→ Entries from a dataset
-------

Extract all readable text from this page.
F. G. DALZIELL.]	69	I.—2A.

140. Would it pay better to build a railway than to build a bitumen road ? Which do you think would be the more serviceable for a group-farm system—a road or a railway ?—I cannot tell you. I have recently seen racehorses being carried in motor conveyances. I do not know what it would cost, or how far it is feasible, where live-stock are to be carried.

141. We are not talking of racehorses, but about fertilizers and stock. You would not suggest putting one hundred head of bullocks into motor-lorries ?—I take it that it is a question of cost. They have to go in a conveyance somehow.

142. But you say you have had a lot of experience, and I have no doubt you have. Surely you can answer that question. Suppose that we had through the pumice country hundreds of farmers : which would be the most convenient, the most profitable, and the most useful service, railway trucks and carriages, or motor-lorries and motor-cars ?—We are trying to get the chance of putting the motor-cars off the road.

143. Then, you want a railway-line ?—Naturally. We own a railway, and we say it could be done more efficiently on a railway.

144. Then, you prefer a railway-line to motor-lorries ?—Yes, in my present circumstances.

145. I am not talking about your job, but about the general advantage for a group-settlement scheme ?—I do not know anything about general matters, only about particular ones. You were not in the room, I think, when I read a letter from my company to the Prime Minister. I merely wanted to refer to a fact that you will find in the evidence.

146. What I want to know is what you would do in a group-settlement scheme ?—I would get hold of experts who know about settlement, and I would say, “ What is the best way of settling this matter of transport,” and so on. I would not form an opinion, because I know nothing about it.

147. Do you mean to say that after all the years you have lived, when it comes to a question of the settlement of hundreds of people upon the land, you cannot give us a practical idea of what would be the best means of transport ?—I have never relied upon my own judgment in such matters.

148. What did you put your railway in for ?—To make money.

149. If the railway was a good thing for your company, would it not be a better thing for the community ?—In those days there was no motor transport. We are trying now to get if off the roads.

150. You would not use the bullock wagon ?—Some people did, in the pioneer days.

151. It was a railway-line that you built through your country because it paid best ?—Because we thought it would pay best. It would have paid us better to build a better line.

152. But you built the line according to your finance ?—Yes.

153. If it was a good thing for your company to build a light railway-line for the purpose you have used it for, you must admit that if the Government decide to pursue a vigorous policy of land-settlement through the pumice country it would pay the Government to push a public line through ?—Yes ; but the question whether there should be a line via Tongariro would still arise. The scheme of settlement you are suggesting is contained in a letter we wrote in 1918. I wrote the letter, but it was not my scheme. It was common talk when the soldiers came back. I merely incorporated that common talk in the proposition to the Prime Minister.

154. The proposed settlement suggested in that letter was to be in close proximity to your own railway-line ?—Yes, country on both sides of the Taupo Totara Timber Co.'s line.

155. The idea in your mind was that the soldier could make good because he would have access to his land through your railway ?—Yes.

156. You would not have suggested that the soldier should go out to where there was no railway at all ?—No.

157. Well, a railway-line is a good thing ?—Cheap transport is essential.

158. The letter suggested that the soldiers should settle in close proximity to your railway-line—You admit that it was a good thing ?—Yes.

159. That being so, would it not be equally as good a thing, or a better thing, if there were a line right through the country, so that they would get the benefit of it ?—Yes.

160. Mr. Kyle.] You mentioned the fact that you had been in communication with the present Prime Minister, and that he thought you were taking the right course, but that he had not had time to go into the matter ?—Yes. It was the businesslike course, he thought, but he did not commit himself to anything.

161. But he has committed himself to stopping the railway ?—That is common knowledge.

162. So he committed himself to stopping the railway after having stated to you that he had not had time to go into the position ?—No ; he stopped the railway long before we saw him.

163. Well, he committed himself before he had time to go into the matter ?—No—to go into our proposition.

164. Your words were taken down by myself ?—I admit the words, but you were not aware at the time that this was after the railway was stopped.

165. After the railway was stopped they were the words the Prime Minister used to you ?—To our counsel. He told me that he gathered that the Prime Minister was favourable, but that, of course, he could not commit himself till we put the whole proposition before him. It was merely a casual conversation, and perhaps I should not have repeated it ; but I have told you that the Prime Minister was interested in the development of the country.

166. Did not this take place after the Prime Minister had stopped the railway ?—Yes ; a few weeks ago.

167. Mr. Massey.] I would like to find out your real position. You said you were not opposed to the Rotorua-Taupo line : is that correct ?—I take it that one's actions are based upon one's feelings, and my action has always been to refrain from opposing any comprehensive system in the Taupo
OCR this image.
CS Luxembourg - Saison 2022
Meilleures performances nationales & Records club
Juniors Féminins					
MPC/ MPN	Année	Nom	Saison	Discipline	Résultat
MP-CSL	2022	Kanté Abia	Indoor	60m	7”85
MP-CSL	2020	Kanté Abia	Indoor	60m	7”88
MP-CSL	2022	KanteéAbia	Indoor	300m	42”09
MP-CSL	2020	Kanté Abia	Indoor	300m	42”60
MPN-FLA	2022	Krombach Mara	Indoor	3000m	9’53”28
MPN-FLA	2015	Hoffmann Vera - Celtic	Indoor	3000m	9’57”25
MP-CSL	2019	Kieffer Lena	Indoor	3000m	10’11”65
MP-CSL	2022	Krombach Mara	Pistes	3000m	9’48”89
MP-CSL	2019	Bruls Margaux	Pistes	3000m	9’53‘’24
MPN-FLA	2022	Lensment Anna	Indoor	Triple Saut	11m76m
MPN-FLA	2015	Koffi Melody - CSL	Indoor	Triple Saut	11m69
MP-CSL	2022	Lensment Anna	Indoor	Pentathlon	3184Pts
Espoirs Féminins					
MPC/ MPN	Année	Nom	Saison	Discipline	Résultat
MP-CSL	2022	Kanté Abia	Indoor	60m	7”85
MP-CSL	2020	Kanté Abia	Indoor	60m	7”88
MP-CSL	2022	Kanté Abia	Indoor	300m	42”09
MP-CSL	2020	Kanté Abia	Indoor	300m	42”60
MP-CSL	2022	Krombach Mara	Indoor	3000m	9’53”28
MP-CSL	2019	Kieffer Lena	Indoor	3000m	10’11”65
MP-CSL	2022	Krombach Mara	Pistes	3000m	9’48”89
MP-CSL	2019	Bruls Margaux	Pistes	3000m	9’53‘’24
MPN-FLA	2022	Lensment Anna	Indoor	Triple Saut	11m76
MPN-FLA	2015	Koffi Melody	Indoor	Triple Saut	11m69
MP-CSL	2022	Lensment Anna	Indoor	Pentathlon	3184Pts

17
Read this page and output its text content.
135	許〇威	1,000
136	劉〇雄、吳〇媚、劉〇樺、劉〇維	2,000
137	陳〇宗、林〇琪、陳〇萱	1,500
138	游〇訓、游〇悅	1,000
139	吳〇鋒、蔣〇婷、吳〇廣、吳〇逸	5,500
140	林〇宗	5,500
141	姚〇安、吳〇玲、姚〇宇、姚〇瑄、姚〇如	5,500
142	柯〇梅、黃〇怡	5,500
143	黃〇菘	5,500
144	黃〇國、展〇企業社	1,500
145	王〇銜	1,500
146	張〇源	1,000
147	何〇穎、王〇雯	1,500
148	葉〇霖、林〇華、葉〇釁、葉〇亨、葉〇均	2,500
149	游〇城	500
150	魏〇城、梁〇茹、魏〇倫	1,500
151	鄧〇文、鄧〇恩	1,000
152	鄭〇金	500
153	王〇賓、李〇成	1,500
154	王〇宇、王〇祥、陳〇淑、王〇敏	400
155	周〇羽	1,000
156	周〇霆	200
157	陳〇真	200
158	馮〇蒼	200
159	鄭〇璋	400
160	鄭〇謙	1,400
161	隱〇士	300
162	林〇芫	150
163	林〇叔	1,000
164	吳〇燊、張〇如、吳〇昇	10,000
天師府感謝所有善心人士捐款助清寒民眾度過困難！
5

-------

→ What the task asks
Reproduce the material in full, with no word added or dropped.

→ Answer to this exercise
Extract all readable text from this page.
F. G. DALZIELL.]	69	I.—2A.

140. Would it pay better to build a railway than to build a bitumen road ? Which do you think would be the more serviceable for a group-farm system—a road or a railway ?—I cannot tell you. I have recently seen racehorses being carried in motor conveyances. I do not know what it would cost, or how far it is feasible, where live-stock are to be carried.

141. We are not talking of racehorses, but about fertilizers and stock. You would not suggest putting one hundred head of bullocks into motor-lorries ?—I take it that it is a question of cost. They have to go in a conveyance somehow.

142. But you say you have had a lot of experience, and I have no doubt you have. Surely you can answer that question. Suppose that we had through the pumice country hundreds of farmers : which would be the most convenient, the most profitable, and the most useful service, railway trucks and carriages, or motor-lorries and motor-cars ?—We are trying to get the chance of putting the motor-cars off the road.

143. Then, you want a railway-line ?—Naturally. We own a railway, and we say it could be done more efficiently on a railway.

144. Then, you prefer a railway-line to motor-lorries ?—Yes, in my present circumstances.

145. I am not talking about your job, but about the general advantage for a group-settlement scheme ?—I do not know anything about general matters, only about particular ones. You were not in the room, I think, when I read a letter from my company to the Prime Minister. I merely wanted to refer to a fact that you will find in the evidence.

146. What I want to know is what you would do in a group-settlement scheme ?—I would get hold of experts who know about settlement, and I would say, “ What is the best way of settling this matter of transport,” and so on. I would not form an opinion, because I know nothing about it.

147. Do you mean to say that after all the years you have lived, when it comes to a question of the settlement of hundreds of people upon the land, you cannot give us a practical idea of what would be the best means of transport ?—I have never relied upon my own judgment in such matters.

148. What did you put your railway in for ?—To make money.

149. If the railway was a good thing for your company, would it not be a better thing for the community ?—In those days there was no motor transport. We are trying now to get if off the roads.

150. You would not use the bullock wagon ?—Some people did, in the pioneer days.

151. It was a railway-line that you built through your country because it paid best ?—Because we thought it would pay best. It would have paid us better to build a better line.

152. But you built the line according to your finance ?—Yes.

153. If it was a good thing for your company to build a light railway-line for the purpose you have used it for, you must admit that if the Government decide to pursue a vigorous policy of land-settlement through the pumice country it would pay the Government to push a public line through ?—Yes ; but the question whether there should be a line via Tongariro would still arise. The scheme of settlement you are suggesting is contained in a letter we wrote in 1918. I wrote the letter, but it was not my scheme. It was common talk when the soldiers came back. I merely incorporated that common talk in the proposition to the Prime Minister.

154. The proposed settlement suggested in that letter was to be in close proximity to your own railway-line ?—Yes, country on both sides of the Taupo Totara Timber Co.'s line.

155. The idea in your mind was that the soldier could make good because he would have access to his land through your railway ?—Yes.

156. You would not have suggested that the soldier should go out to where there was no railway at all ?—No.

157. Well, a railway-line is a good thing ?—Cheap transport is essential.

158. The letter suggested that the soldiers should settle in close proximity to your railway-line—You admit that it was a good thing ?—Yes.

159. That being so, would it not be equally as good a thing, or a better thing, if there were a line right through the country, so that they would get the benefit of it ?—Yes.

160. Mr. Kyle.] You mentioned the fact that you had been in communication with the present Prime Minister, and that he thought you were taking the right course, but that he had not had time to go into the matter ?—Yes. It was the businesslike course, he thought, but he did not commit himself to anything.

161. But he has committed himself to stopping the railway ?—That is common knowledge.

162. So he committed himself to stopping the railway after having stated to you that he had not had time to go into the position ?—No ; he stopped the railway long before we saw him.

163. Well, he committed himself before he had time to go into the matter ?—No—to go into our proposition.

164. Your words were taken down by myself ?—I admit the words, but you were not aware at the time that this was after the railway was stopped.

165. After the railway was stopped they were the words the Prime Minister used to you ?—To our counsel. He told me that he gathered that the Prime Minister was favourable, but that, of course, he could not commit himself till we put the whole proposition before him. It was merely a casual conversation, and perhaps I should not have repeated it ; but I have told you that the Prime Minister was interested in the development of the country.

166. Did not this take place after the Prime Minister had stopped the railway ?—Yes ; a few weeks ago.

167. Mr. Massey.] I would like to find out your real position. You said you were not opposed to the Rotorua-Taupo line : is that correct ?—I take it that one's actions are based upon one's feelings, and my action has always been to refrain from opposing any comprehensive system in the Taupo
OCR this image.
CS Luxembourg - Saison 2022
Meilleures performances nationales & Records club
Juniors Féminins					
MPC/ MPN	Année	Nom	Saison	Discipline	Résultat
MP-CSL	2022	Kanté Abia	Indoor	60m	7”85
MP-CSL	2020	Kanté Abia	Indoor	60m	7”88
MP-CSL	2022	KanteéAbia	Indoor	300m	42”09
MP-CSL	2020	Kanté Abia	Indoor	300m	42”60
MPN-FLA	2022	Krombach Mara	Indoor	3000m	9’53”28
MPN-FLA	2015	Hoffmann Vera - Celtic	Indoor	3000m	9’57”25
MP-CSL	2019	Kieffer Lena	Indoor	3000m	10’11”65
MP-CSL	2022	Krombach Mara	Pistes	3000m	9’48”89
MP-CSL	2019	Bruls Margaux	Pistes	3000m	9’53‘’24
MPN-FLA	2022	Lensment Anna	Indoor	Triple Saut	11m76m
MPN-FLA	2015	Koffi Melody - CSL	Indoor	Triple Saut	11m69
MP-CSL	2022	Lensment Anna	Indoor	Pentathlon	3184Pts
Espoirs Féminins					
MPC/ MPN	Année	Nom	Saison	Discipline	Résultat
MP-CSL	2022	Kanté Abia	Indoor	60m	7”85
MP-CSL	2020	Kanté Abia	Indoor	60m	7”88
MP-CSL	2022	Kanté Abia	Indoor	300m	42”09
MP-CSL	2020	Kanté Abia	Indoor	300m	42”60
MP-CSL	2022	Krombach Mara	Indoor	3000m	9’53”28
MP-CSL	2019	Kieffer Lena	Indoor	3000m	10’11”65
MP-CSL	2022	Krombach Mara	Pistes	3000m	9’48”89
MP-CSL	2019	Bruls Margaux	Pistes	3000m	9’53‘’24
MPN-FLA	2022	Lensment Anna	Indoor	Triple Saut	11m76
MPN-FLA	2015	Koffi Melody	Indoor	Triple Saut	11m69
MP-CSL	2022	Lensment Anna	Indoor	Pentathlon	3184Pts

17
Read this page and output its text content.
135	許〇威	1,000
136	劉〇雄、吳〇媚、劉〇樺、劉〇維	2,000
137	陳〇宗、林〇琪、陳〇萱	1,500
138	游〇訓、游〇悅	1,000
139	吳〇鋒、蔣〇婷、吳〇廣、吳〇逸	5,500
140	林〇宗	5,500
141	姚〇安、吳〇玲、姚〇宇、姚〇瑄、姚〇如	5,500
142	柯〇梅、黃〇怡	5,500
143	黃〇菘	5,500
144	黃〇國、展〇企業社	1,500
145	王〇銜	1,500
146	張〇源	1,000
147	何〇穎、王〇雯	1,500
148	葉〇霖、林〇華、葉〇釁、葉〇亨、葉〇均	2,500
149	游〇城	500
150	魏〇城、梁〇茹、魏〇倫	1,500
151	鄧〇文、鄧〇恩	1,000
152	鄭〇金	500
153	王〇賓、李〇成	1,500
154	王〇宇、王〇祥、陳〇淑、王〇敏	400
155	周〇羽	1,000
156	周〇霆	200
157	陳〇真	200
158	馮〇蒼	200
159	鄭〇璋	400
160	鄭〇謙	1,400
161	隱〇士	300
162	林〇芫	150
163	林〇叔	1,000
164	吳〇燊、張〇如、吳〇昇	10,000
天師府感謝所有善心人士捐款助清寒民眾度過困難！
5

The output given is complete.